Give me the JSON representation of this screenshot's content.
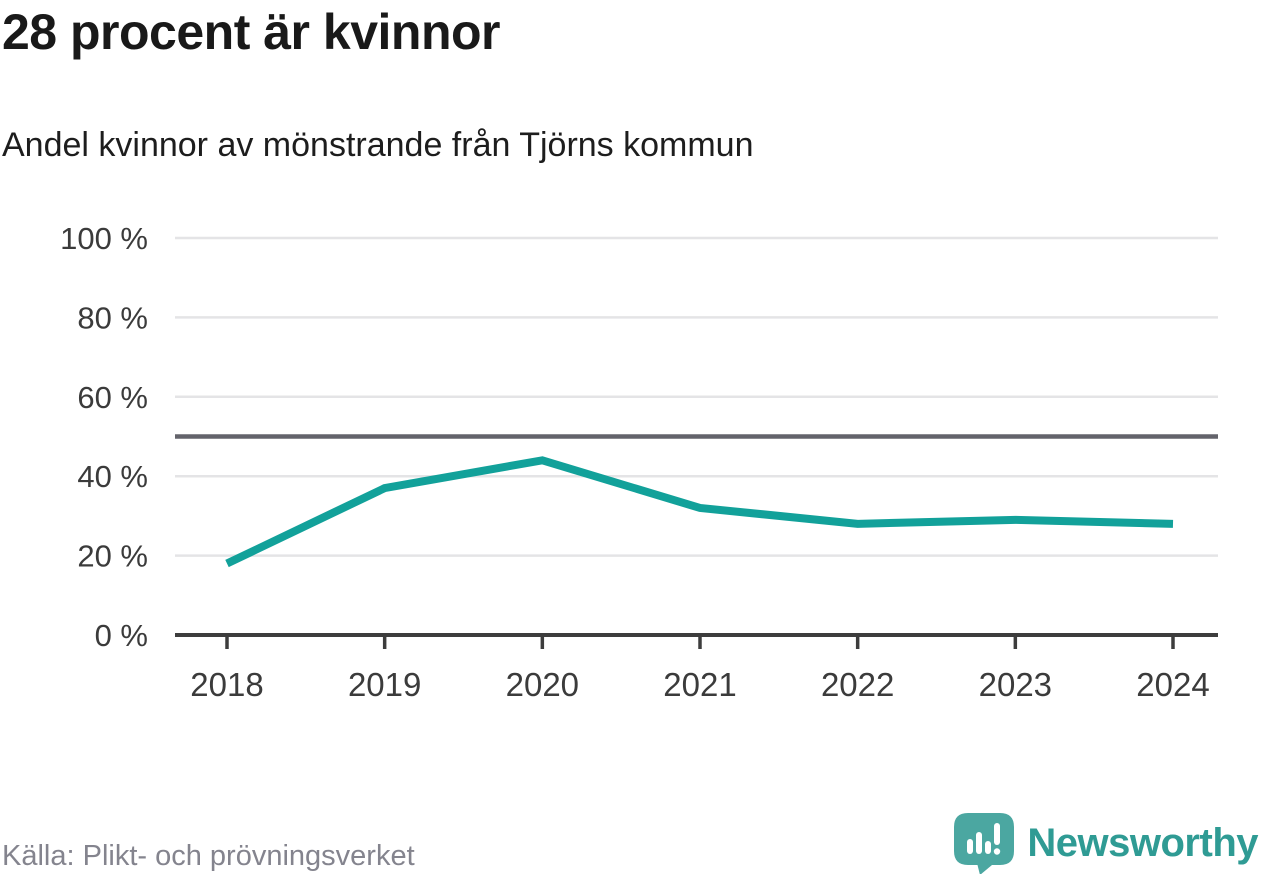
{
  "chart_data": {
    "type": "line",
    "title": "28 procent är kvinnor",
    "subtitle": "Andel kvinnor av mönstrande från Tjörns kommun",
    "categories": [
      "2018",
      "2019",
      "2020",
      "2021",
      "2022",
      "2023",
      "2024"
    ],
    "series": [
      {
        "name": "Andel kvinnor av mönstrande",
        "values": [
          18,
          37,
          44,
          32,
          28,
          29,
          28
        ]
      }
    ],
    "unit": "%",
    "xlabel": "",
    "ylabel": "",
    "ylim": [
      0,
      100
    ],
    "yticks": [
      {
        "value": 0,
        "label": "0 %"
      },
      {
        "value": 20,
        "label": "20 %"
      },
      {
        "value": 40,
        "label": "40 %"
      },
      {
        "value": 60,
        "label": "60 %"
      },
      {
        "value": 80,
        "label": "80 %"
      },
      {
        "value": 100,
        "label": "100 %"
      }
    ],
    "reference_line": {
      "value": 50
    },
    "grid": true,
    "legend": "none"
  },
  "footer": {
    "source": "Källa: Plikt- och prövningsverket",
    "logo_text": "Newsworthy"
  },
  "colors": {
    "line": "#12a19a",
    "grid": "#e4e4e6",
    "reference": "#63636b",
    "axis": "#3d3d3d",
    "tick_label": "#3b3b3b",
    "title_text": "#191919",
    "muted_text": "#84848e",
    "logo_mark": "#4ba7a1",
    "logo_text": "#2f9b94"
  }
}
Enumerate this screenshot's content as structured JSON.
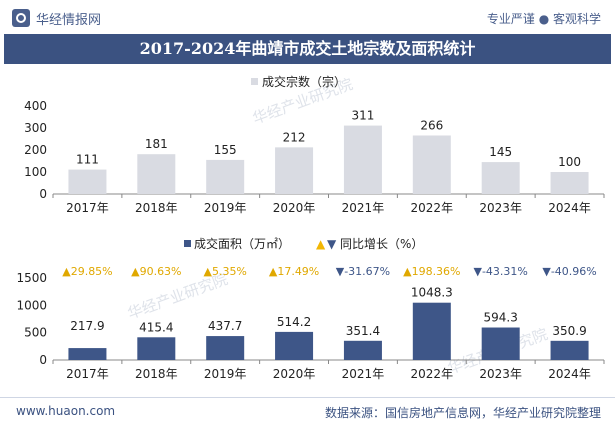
{
  "header": {
    "brand": "华经情报网",
    "slogan": "专业严谨 ● 客观科学"
  },
  "title": "2017-2024年曲靖市成交土地宗数及面积统计",
  "footer": {
    "site": "www.huaon.com",
    "source": "数据来源：国信房地产信息网，华经产业研究院整理"
  },
  "watermark": "华经产业研究院",
  "colors": {
    "count_bar": "#d9dbe2",
    "area_bar": "#3e5688",
    "up": "#f2b705",
    "down": "#3e5688",
    "title_bg": "#3b5281"
  },
  "chart_data": [
    {
      "type": "bar",
      "categories": [
        "2017年",
        "2018年",
        "2019年",
        "2020年",
        "2021年",
        "2022年",
        "2023年",
        "2024年"
      ],
      "series": [
        {
          "name": "成交宗数（宗）",
          "values": [
            111,
            181,
            155,
            212,
            311,
            266,
            145,
            100
          ]
        }
      ],
      "ylim": [
        0,
        400
      ],
      "yticks": [
        0,
        100,
        200,
        300,
        400
      ],
      "legend": "top-center",
      "grid": false
    },
    {
      "type": "bar",
      "categories": [
        "2017年",
        "2018年",
        "2019年",
        "2020年",
        "2021年",
        "2022年",
        "2023年",
        "2024年"
      ],
      "series": [
        {
          "name": "成交面积（万㎡）",
          "values": [
            217.9,
            415.4,
            437.7,
            514.2,
            351.4,
            1048.3,
            594.3,
            350.9
          ]
        }
      ],
      "yoy": {
        "name": "同比增长（%）",
        "labels": [
          "29.85%",
          "90.63%",
          "5.35%",
          "17.49%",
          "-31.67%",
          "198.36%",
          "-43.31%",
          "-40.96%"
        ],
        "direction": [
          "up",
          "up",
          "up",
          "up",
          "down",
          "up",
          "down",
          "down"
        ]
      },
      "ylim": [
        0,
        1500
      ],
      "yticks": [
        0,
        500,
        1000,
        1500
      ],
      "legend": "top-center",
      "grid": false
    }
  ]
}
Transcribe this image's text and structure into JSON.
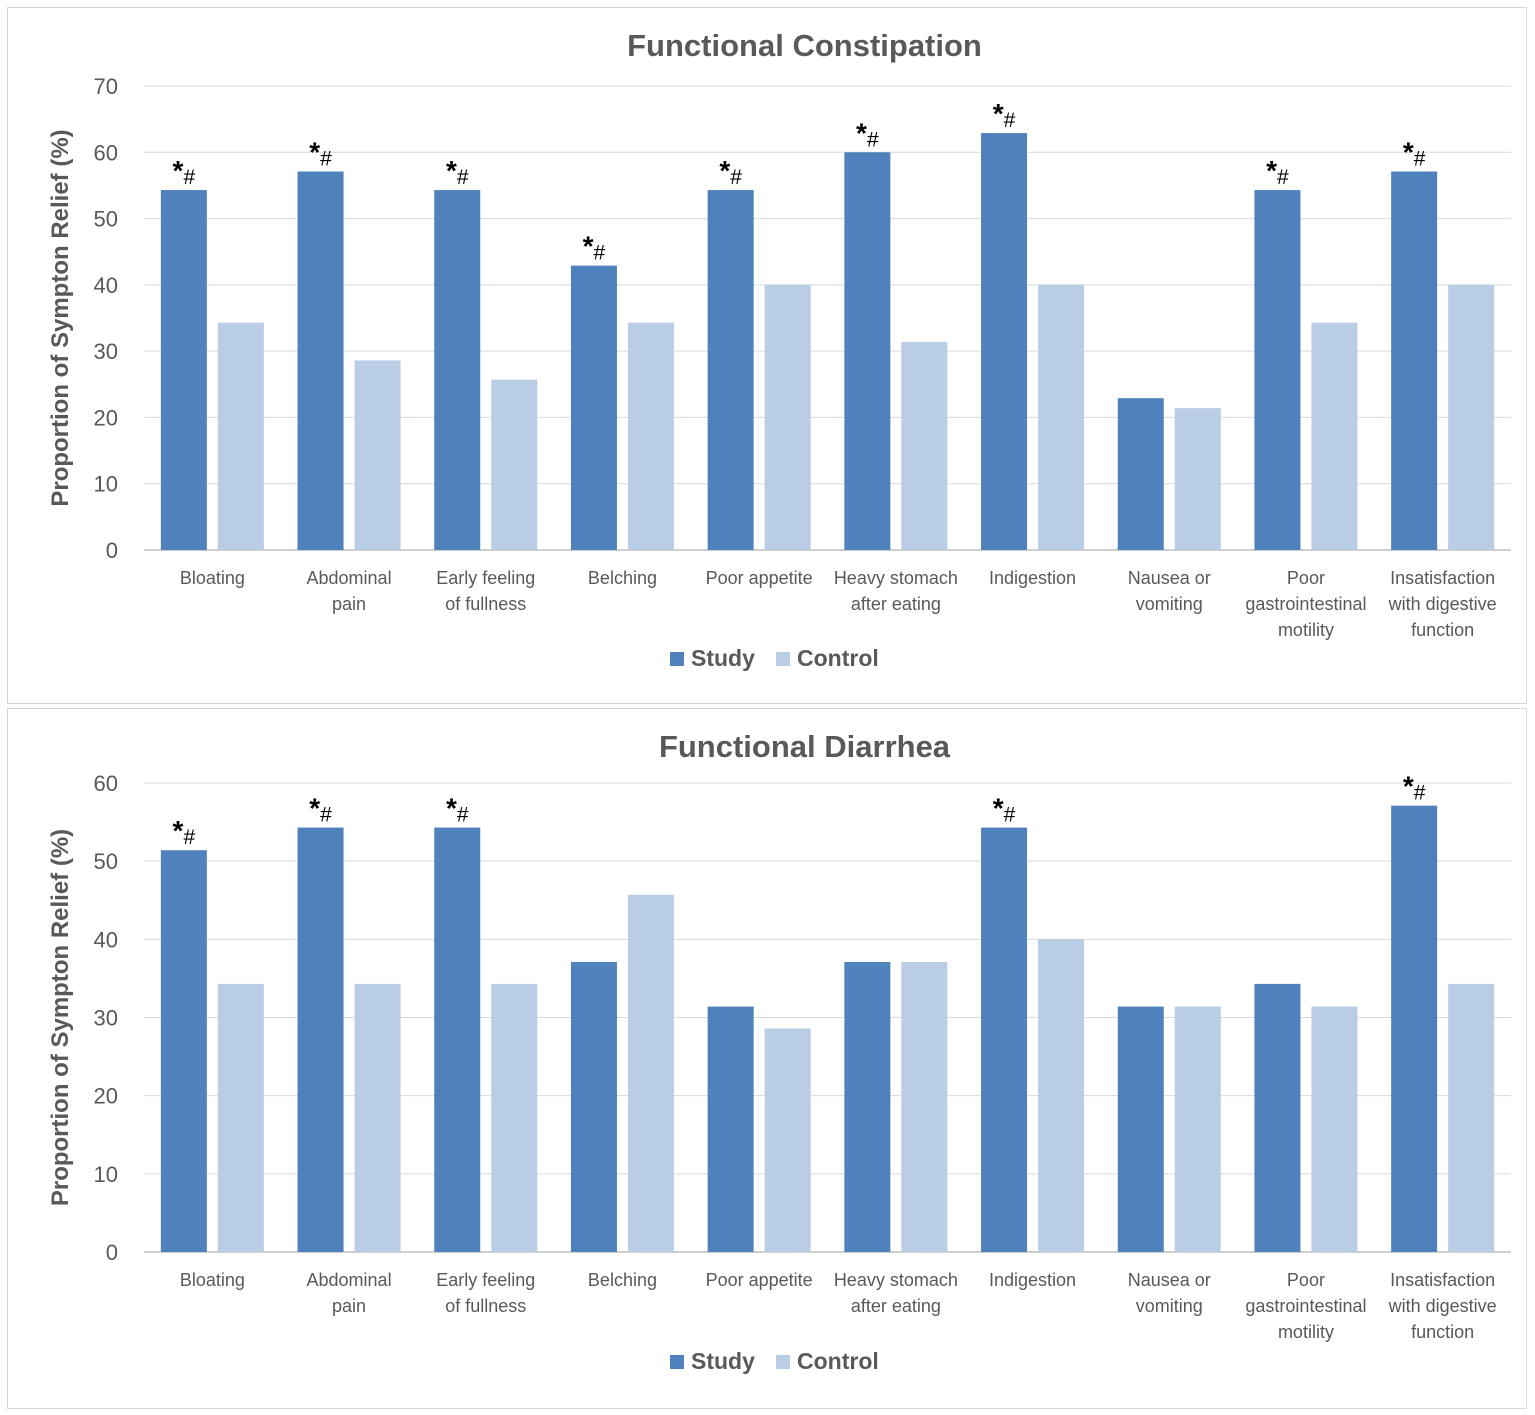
{
  "chart_data": [
    {
      "type": "bar",
      "title": "Functional Constipation",
      "ylabel": "Proportion  of Sympton Relief (%)",
      "xlabel": "",
      "ylim": [
        0,
        70
      ],
      "yticks": [
        0,
        10,
        20,
        30,
        40,
        50,
        60,
        70
      ],
      "categories": [
        [
          "Bloating"
        ],
        [
          "Abdominal",
          "pain"
        ],
        [
          "Early feeling",
          "of fullness"
        ],
        [
          "Belching"
        ],
        [
          "Poor appetite"
        ],
        [
          "Heavy stomach",
          "after eating"
        ],
        [
          "Indigestion"
        ],
        [
          "Nausea or",
          "vomiting"
        ],
        [
          "Poor",
          "gastrointestinal",
          "motility"
        ],
        [
          "Insatisfaction",
          "with digestive",
          "function"
        ]
      ],
      "series": [
        {
          "name": "Study",
          "color": "#4f81bd",
          "values": [
            54.3,
            57.1,
            54.3,
            42.9,
            54.3,
            60.0,
            62.9,
            22.9,
            54.3,
            57.1
          ]
        },
        {
          "name": "Control",
          "color": "#b9cde5",
          "values": [
            34.3,
            28.6,
            25.7,
            34.3,
            40.0,
            31.4,
            40.0,
            21.4,
            34.3,
            40.0
          ]
        }
      ],
      "significance": [
        "*#",
        "*#",
        "*#",
        "*#",
        "*#",
        "*#",
        "*#",
        "",
        "*#",
        "*#"
      ],
      "legend": "bottom",
      "grid": true
    },
    {
      "type": "bar",
      "title": "Functional Diarrhea",
      "ylabel": "Proportion  of Sympton Relief (%)",
      "xlabel": "",
      "ylim": [
        0,
        60
      ],
      "yticks": [
        0,
        10,
        20,
        30,
        40,
        50,
        60
      ],
      "categories": [
        [
          "Bloating"
        ],
        [
          "Abdominal",
          "pain"
        ],
        [
          "Early feeling",
          "of fullness"
        ],
        [
          "Belching"
        ],
        [
          "Poor appetite"
        ],
        [
          "Heavy stomach",
          "after eating"
        ],
        [
          "Indigestion"
        ],
        [
          "Nausea or",
          "vomiting"
        ],
        [
          "Poor",
          "gastrointestinal",
          "motility"
        ],
        [
          "Insatisfaction",
          "with digestive",
          "function"
        ]
      ],
      "series": [
        {
          "name": "Study",
          "color": "#4f81bd",
          "values": [
            51.4,
            54.3,
            54.3,
            37.1,
            31.4,
            37.1,
            54.3,
            31.4,
            34.3,
            57.1
          ]
        },
        {
          "name": "Control",
          "color": "#b9cde5",
          "values": [
            34.3,
            34.3,
            34.3,
            45.7,
            28.6,
            37.1,
            40.0,
            31.4,
            31.4,
            34.3
          ]
        }
      ],
      "significance": [
        "*#",
        "*#",
        "*#",
        "",
        "",
        "",
        "*#",
        "",
        "",
        "*#"
      ],
      "legend": "bottom",
      "grid": true
    }
  ]
}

*Direction*: Repeat the material above verbatim. Leave the pictures behind.

*Result*:
Give me the JSON representation of this screenshot's content.
{
  "chart_data": {
    "type": "line",
    "title": "28 procent är kvinnor",
    "subtitle": "Andel kvinnor av mönstrande från Tjörns kommun",
    "categories": [
      "2018",
      "2019",
      "2020",
      "2021",
      "2022",
      "2023",
      "2024"
    ],
    "series": [
      {
        "name": "Andel kvinnor av mönstrande",
        "values": [
          18,
          37,
          44,
          32,
          28,
          29,
          28
        ]
      }
    ],
    "unit": "%",
    "xlabel": "",
    "ylabel": "",
    "ylim": [
      0,
      100
    ],
    "yticks": [
      {
        "value": 0,
        "label": "0 %"
      },
      {
        "value": 20,
        "label": "20 %"
      },
      {
        "value": 40,
        "label": "40 %"
      },
      {
        "value": 60,
        "label": "60 %"
      },
      {
        "value": 80,
        "label": "80 %"
      },
      {
        "value": 100,
        "label": "100 %"
      }
    ],
    "reference_line": {
      "value": 50
    },
    "grid": true,
    "legend": "none"
  },
  "footer": {
    "source": "Källa: Plikt- och prövningsverket",
    "logo_text": "Newsworthy"
  },
  "colors": {
    "line": "#12a19a",
    "grid": "#e4e4e6",
    "reference": "#63636b",
    "axis": "#3d3d3d",
    "tick_label": "#3b3b3b",
    "title_text": "#191919",
    "muted_text": "#84848e",
    "logo_mark": "#4ba7a1",
    "logo_text": "#2f9b94"
  }
}
Enumerate this screenshot's content as structured JSON.
{
  "header": {
    "brand": "华经情报网",
    "slogan": "专业严谨 ● 客观科学"
  },
  "title": "2017-2024年曲靖市成交土地宗数及面积统计",
  "footer": {
    "site": "www.huaon.com",
    "source": "数据来源：国信房地产信息网，华经产业研究院整理"
  },
  "watermark": "华经产业研究院",
  "colors": {
    "count_bar": "#d9dbe2",
    "area_bar": "#3e5688",
    "up": "#f2b705",
    "down": "#3e5688",
    "title_bg": "#3b5281"
  },
  "chart_data": [
    {
      "type": "bar",
      "categories": [
        "2017年",
        "2018年",
        "2019年",
        "2020年",
        "2021年",
        "2022年",
        "2023年",
        "2024年"
      ],
      "series": [
        {
          "name": "成交宗数（宗）",
          "values": [
            111,
            181,
            155,
            212,
            311,
            266,
            145,
            100
          ]
        }
      ],
      "ylim": [
        0,
        400
      ],
      "yticks": [
        0,
        100,
        200,
        300,
        400
      ],
      "legend": "top-center",
      "grid": false
    },
    {
      "type": "bar",
      "categories": [
        "2017年",
        "2018年",
        "2019年",
        "2020年",
        "2021年",
        "2022年",
        "2023年",
        "2024年"
      ],
      "series": [
        {
          "name": "成交面积（万㎡）",
          "values": [
            217.9,
            415.4,
            437.7,
            514.2,
            351.4,
            1048.3,
            594.3,
            350.9
          ]
        }
      ],
      "yoy": {
        "name": "同比增长（%）",
        "labels": [
          "29.85%",
          "90.63%",
          "5.35%",
          "17.49%",
          "-31.67%",
          "198.36%",
          "-43.31%",
          "-40.96%"
        ],
        "direction": [
          "up",
          "up",
          "up",
          "up",
          "down",
          "up",
          "down",
          "down"
        ]
      },
      "ylim": [
        0,
        1500
      ],
      "yticks": [
        0,
        500,
        1000,
        1500
      ],
      "legend": "top-center",
      "grid": false
    }
  ]
}
Transcribe this image's text and structure into JSON.
{
  "chart_data": [
    {
      "type": "bar",
      "title": "Functional Constipation",
      "ylabel": "Proportion  of Sympton Relief (%)",
      "xlabel": "",
      "ylim": [
        0,
        70
      ],
      "yticks": [
        0,
        10,
        20,
        30,
        40,
        50,
        60,
        70
      ],
      "categories": [
        [
          "Bloating"
        ],
        [
          "Abdominal",
          "pain"
        ],
        [
          "Early feeling",
          "of fullness"
        ],
        [
          "Belching"
        ],
        [
          "Poor appetite"
        ],
        [
          "Heavy stomach",
          "after eating"
        ],
        [
          "Indigestion"
        ],
        [
          "Nausea or",
          "vomiting"
        ],
        [
          "Poor",
          "gastrointestinal",
          "motility"
        ],
        [
          "Insatisfaction",
          "with digestive",
          "function"
        ]
      ],
      "series": [
        {
          "name": "Study",
          "color": "#4f81bd",
          "values": [
            54.3,
            57.1,
            54.3,
            42.9,
            54.3,
            60.0,
            62.9,
            22.9,
            54.3,
            57.1
          ]
        },
        {
          "name": "Control",
          "color": "#b9cde5",
          "values": [
            34.3,
            28.6,
            25.7,
            34.3,
            40.0,
            31.4,
            40.0,
            21.4,
            34.3,
            40.0
          ]
        }
      ],
      "significance": [
        "*#",
        "*#",
        "*#",
        "*#",
        "*#",
        "*#",
        "*#",
        "",
        "*#",
        "*#"
      ],
      "legend": "bottom",
      "grid": true
    },
    {
      "type": "bar",
      "title": "Functional Diarrhea",
      "ylabel": "Proportion  of Sympton Relief (%)",
      "xlabel": "",
      "ylim": [
        0,
        60
      ],
      "yticks": [
        0,
        10,
        20,
        30,
        40,
        50,
        60
      ],
      "categories": [
        [
          "Bloating"
        ],
        [
          "Abdominal",
          "pain"
        ],
        [
          "Early feeling",
          "of fullness"
        ],
        [
          "Belching"
        ],
        [
          "Poor appetite"
        ],
        [
          "Heavy stomach",
          "after eating"
        ],
        [
          "Indigestion"
        ],
        [
          "Nausea or",
          "vomiting"
        ],
        [
          "Poor",
          "gastrointestinal",
          "motility"
        ],
        [
          "Insatisfaction",
          "with digestive",
          "function"
        ]
      ],
      "series": [
        {
          "name": "Study",
          "color": "#4f81bd",
          "values": [
            51.4,
            54.3,
            54.3,
            37.1,
            31.4,
            37.1,
            54.3,
            31.4,
            34.3,
            57.1
          ]
        },
        {
          "name": "Control",
          "color": "#b9cde5",
          "values": [
            34.3,
            34.3,
            34.3,
            45.7,
            28.6,
            37.1,
            40.0,
            31.4,
            31.4,
            34.3
          ]
        }
      ],
      "significance": [
        "*#",
        "*#",
        "*#",
        "",
        "",
        "",
        "*#",
        "",
        "",
        "*#"
      ],
      "legend": "bottom",
      "grid": true
    }
  ]
}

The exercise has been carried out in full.